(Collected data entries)
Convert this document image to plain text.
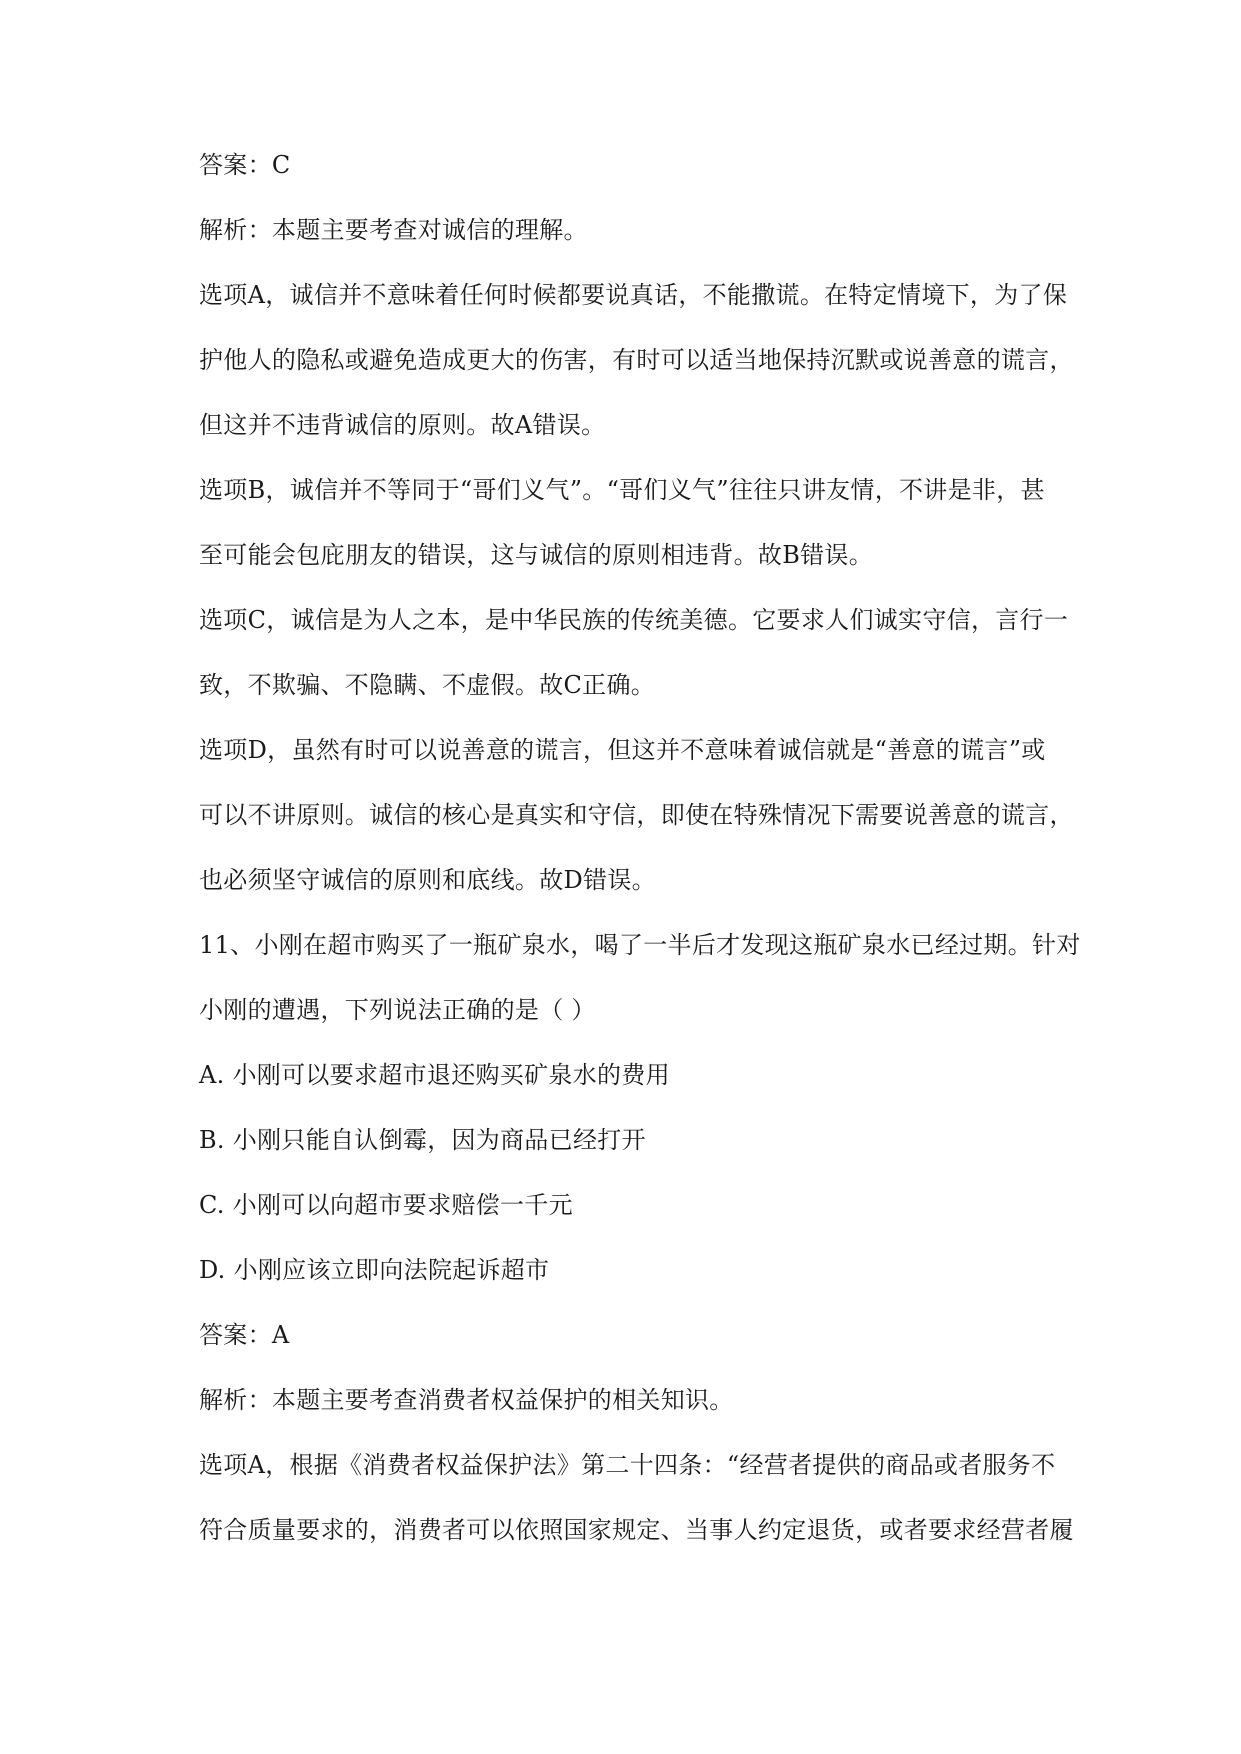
答案：C
解析：本题主要考查对诚信的理解。
选项A，诚信并不意味着任何时候都要说真话，不能撒谎。在特定情境下，为了保
护他人的隐私或避免造成更大的伤害，有时可以适当地保持沉默或说善意的谎言，
但这并不违背诚信的原则。故A错误。
选项B，诚信并不等同于“哥们义气”。“哥们义气”往往只讲友情，不讲是非，甚
至可能会包庇朋友的错误，这与诚信的原则相违背。故B错误。
选项C，诚信是为人之本，是中华民族的传统美德。它要求人们诚实守信，言行一
致，不欺骗、不隐瞒、不虚假。故C正确。
选项D，虽然有时可以说善意的谎言，但这并不意味着诚信就是“善意的谎言”或
可以不讲原则。诚信的核心是真实和守信，即使在特殊情况下需要说善意的谎言，
也必须坚守诚信的原则和底线。故D错误。
11、小刚在超市购买了一瓶矿泉水，喝了一半后才发现这瓶矿泉水已经过期。针对
小刚的遭遇，下列说法正确的是（ ）
A. 小刚可以要求超市退还购买矿泉水的费用
B. 小刚只能自认倒霉，因为商品已经打开
C. 小刚可以向超市要求赔偿一千元
D. 小刚应该立即向法院起诉超市
答案：A
解析：本题主要考查消费者权益保护的相关知识。
选项A，根据《消费者权益保护法》第二十四条：“经营者提供的商品或者服务不
符合质量要求的，消费者可以依照国家规定、当事人约定退货，或者要求经营者履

[GOAL OF THE EXERCISE]
Leave the pictures out and print the records above exactly as they stand.

[COMPLETED TASK]
Convert this document image to plain text.
答案：C
解析：本题主要考查对诚信的理解。
选项A，诚信并不意味着任何时候都要说真话，不能撒谎。在特定情境下，为了保
护他人的隐私或避免造成更大的伤害，有时可以适当地保持沉默或说善意的谎言，
但这并不违背诚信的原则。故A错误。
选项B，诚信并不等同于“哥们义气”。“哥们义气”往往只讲友情，不讲是非，甚
至可能会包庇朋友的错误，这与诚信的原则相违背。故B错误。
选项C，诚信是为人之本，是中华民族的传统美德。它要求人们诚实守信，言行一
致，不欺骗、不隐瞒、不虚假。故C正确。
选项D，虽然有时可以说善意的谎言，但这并不意味着诚信就是“善意的谎言”或
可以不讲原则。诚信的核心是真实和守信，即使在特殊情况下需要说善意的谎言，
也必须坚守诚信的原则和底线。故D错误。
11、小刚在超市购买了一瓶矿泉水，喝了一半后才发现这瓶矿泉水已经过期。针对
小刚的遭遇，下列说法正确的是（ ）
A. 小刚可以要求超市退还购买矿泉水的费用
B. 小刚只能自认倒霉，因为商品已经打开
C. 小刚可以向超市要求赔偿一千元
D. 小刚应该立即向法院起诉超市
答案：A
解析：本题主要考查消费者权益保护的相关知识。
选项A，根据《消费者权益保护法》第二十四条：“经营者提供的商品或者服务不
符合质量要求的，消费者可以依照国家规定、当事人约定退货，或者要求经营者履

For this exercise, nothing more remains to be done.